(Stored data entries)
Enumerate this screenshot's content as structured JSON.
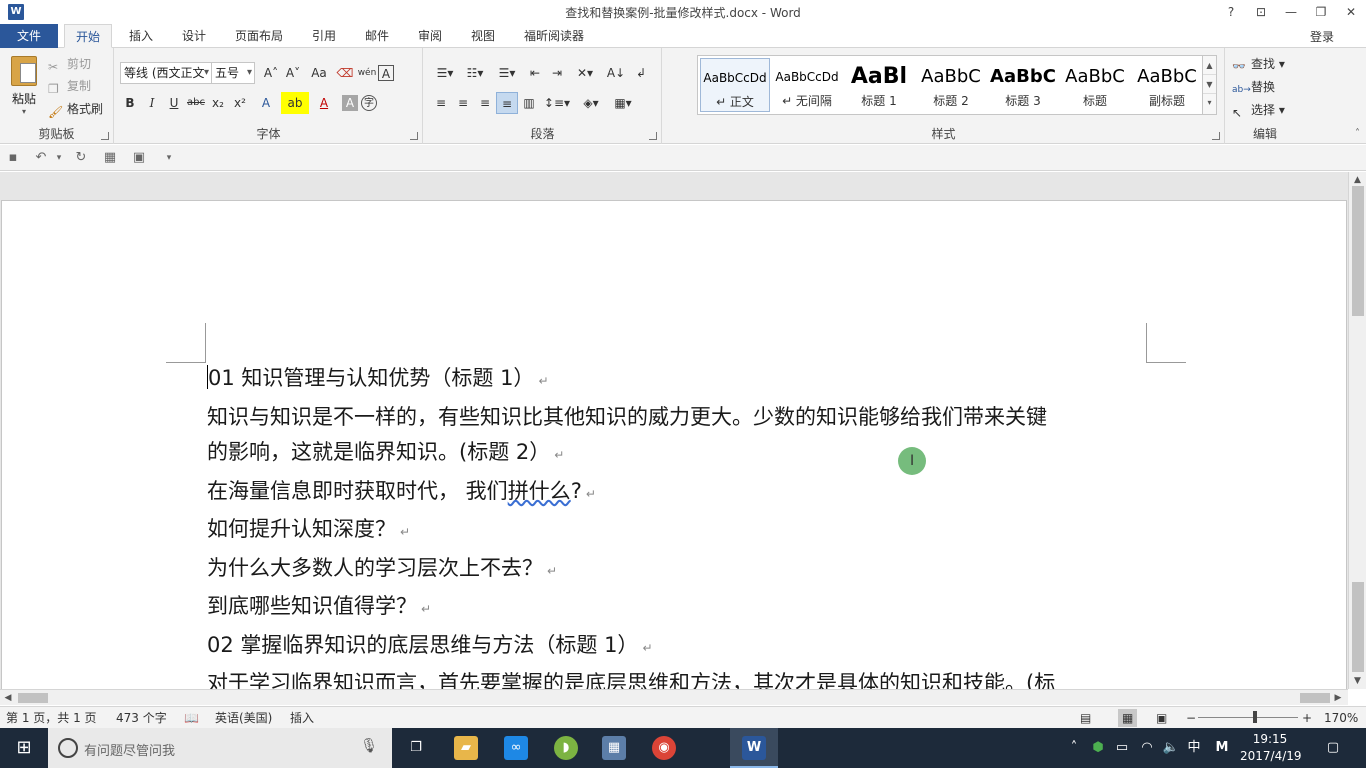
{
  "window": {
    "title": "查找和替换案例-批量修改样式.docx - Word",
    "buttons": [
      "?",
      "⊡",
      "—",
      "❐",
      "✕"
    ]
  },
  "tabs": {
    "file": "文件",
    "items": [
      "开始",
      "插入",
      "设计",
      "页面布局",
      "引用",
      "邮件",
      "审阅",
      "视图",
      "福昕阅读器"
    ],
    "active_index": 0,
    "login": "登录"
  },
  "clipboard": {
    "paste": "粘贴",
    "cut": "剪切",
    "copy": "复制",
    "format_painter": "格式刷",
    "label": "剪贴板"
  },
  "font": {
    "name": "等线 (西文正文",
    "size": "五号",
    "label": "字体",
    "grow": "A˄",
    "shrink": "A˅",
    "case": "Aa",
    "clear": "⌫",
    "phonetic": "wén",
    "border": "A",
    "bold": "B",
    "italic": "I",
    "underline": "U",
    "strike": "abc",
    "sub": "x₂",
    "sup": "x²",
    "effects": "A",
    "highlight": "ab",
    "color": "A",
    "shade": "A",
    "enclose": "字"
  },
  "paragraph": {
    "label": "段落"
  },
  "styles": {
    "label": "样式",
    "items": [
      {
        "preview": "AaBbCcDd",
        "name": "↵ 正文"
      },
      {
        "preview": "AaBbCcDd",
        "name": "↵ 无间隔"
      },
      {
        "preview": "AaBl",
        "name": "标题 1"
      },
      {
        "preview": "AaBbC",
        "name": "标题 2"
      },
      {
        "preview": "AaBbC",
        "name": "标题 3"
      },
      {
        "preview": "AaBbC",
        "name": "标题"
      },
      {
        "preview": "AaBbC",
        "name": "副标题"
      }
    ]
  },
  "editing": {
    "label": "编辑",
    "find": "查找",
    "replace": "替换",
    "select": "选择"
  },
  "document": {
    "paragraphs": [
      {
        "text": "01  知识管理与认知优势（标题 1）"
      },
      {
        "text": "知识与知识是不一样的，有些知识比其他知识的威力更大。少数的知识能够给我们带来关键"
      },
      {
        "text": "的影响，这就是临界知识。(标题 2）"
      },
      {
        "text_before": "在海量信息即时获取时代，  我们",
        "text_squiggle": "拼什么",
        "text_after": "?"
      },
      {
        "text": "如何提升认知深度？"
      },
      {
        "text": "为什么大多数人的学习层次上不去？"
      },
      {
        "text": "到底哪些知识值得学？"
      },
      {
        "text": "02  掌握临界知识的底层思维与方法（标题 1）"
      },
      {
        "text": "对于学习临界知识而言，首先要掌握的是底层思维和方法，其次才是具体的知识和技能。(标"
      }
    ],
    "para_mark": "↵"
  },
  "status": {
    "page": "第 1 页，共 1 页",
    "words": "473 个字",
    "language": "英语(美国)",
    "mode": "插入",
    "zoom": "170%"
  },
  "taskbar": {
    "search_placeholder": "有问题尽管问我",
    "ime": "中",
    "ime_mode": "M",
    "time": "19:15",
    "date": "2017/4/19"
  }
}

» REQUEST: Are you able to set down all the lines above exactly, without any pictures?

» RESULT:
Enumerate this screenshot's content as structured JSON.
{
  "window": {
    "title": "查找和替换案例-批量修改样式.docx - Word",
    "buttons": [
      "?",
      "⊡",
      "—",
      "❐",
      "✕"
    ]
  },
  "tabs": {
    "file": "文件",
    "items": [
      "开始",
      "插入",
      "设计",
      "页面布局",
      "引用",
      "邮件",
      "审阅",
      "视图",
      "福昕阅读器"
    ],
    "active_index": 0,
    "login": "登录"
  },
  "clipboard": {
    "paste": "粘贴",
    "cut": "剪切",
    "copy": "复制",
    "format_painter": "格式刷",
    "label": "剪贴板"
  },
  "font": {
    "name": "等线 (西文正文",
    "size": "五号",
    "label": "字体",
    "grow": "A˄",
    "shrink": "A˅",
    "case": "Aa",
    "clear": "⌫",
    "phonetic": "wén",
    "border": "A",
    "bold": "B",
    "italic": "I",
    "underline": "U",
    "strike": "abc",
    "sub": "x₂",
    "sup": "x²",
    "effects": "A",
    "highlight": "ab",
    "color": "A",
    "shade": "A",
    "enclose": "字"
  },
  "paragraph": {
    "label": "段落"
  },
  "styles": {
    "label": "样式",
    "items": [
      {
        "preview": "AaBbCcDd",
        "name": "↵ 正文"
      },
      {
        "preview": "AaBbCcDd",
        "name": "↵ 无间隔"
      },
      {
        "preview": "AaBl",
        "name": "标题 1"
      },
      {
        "preview": "AaBbC",
        "name": "标题 2"
      },
      {
        "preview": "AaBbC",
        "name": "标题 3"
      },
      {
        "preview": "AaBbC",
        "name": "标题"
      },
      {
        "preview": "AaBbC",
        "name": "副标题"
      }
    ]
  },
  "editing": {
    "label": "编辑",
    "find": "查找",
    "replace": "替换",
    "select": "选择"
  },
  "document": {
    "paragraphs": [
      {
        "text": "01  知识管理与认知优势（标题 1）"
      },
      {
        "text": "知识与知识是不一样的，有些知识比其他知识的威力更大。少数的知识能够给我们带来关键"
      },
      {
        "text": "的影响，这就是临界知识。(标题 2）"
      },
      {
        "text_before": "在海量信息即时获取时代，  我们",
        "text_squiggle": "拼什么",
        "text_after": "?"
      },
      {
        "text": "如何提升认知深度？"
      },
      {
        "text": "为什么大多数人的学习层次上不去？"
      },
      {
        "text": "到底哪些知识值得学？"
      },
      {
        "text": "02  掌握临界知识的底层思维与方法（标题 1）"
      },
      {
        "text": "对于学习临界知识而言，首先要掌握的是底层思维和方法，其次才是具体的知识和技能。(标"
      }
    ],
    "para_mark": "↵"
  },
  "status": {
    "page": "第 1 页，共 1 页",
    "words": "473 个字",
    "language": "英语(美国)",
    "mode": "插入",
    "zoom": "170%"
  },
  "taskbar": {
    "search_placeholder": "有问题尽管问我",
    "ime": "中",
    "ime_mode": "M",
    "time": "19:15",
    "date": "2017/4/19"
  }
}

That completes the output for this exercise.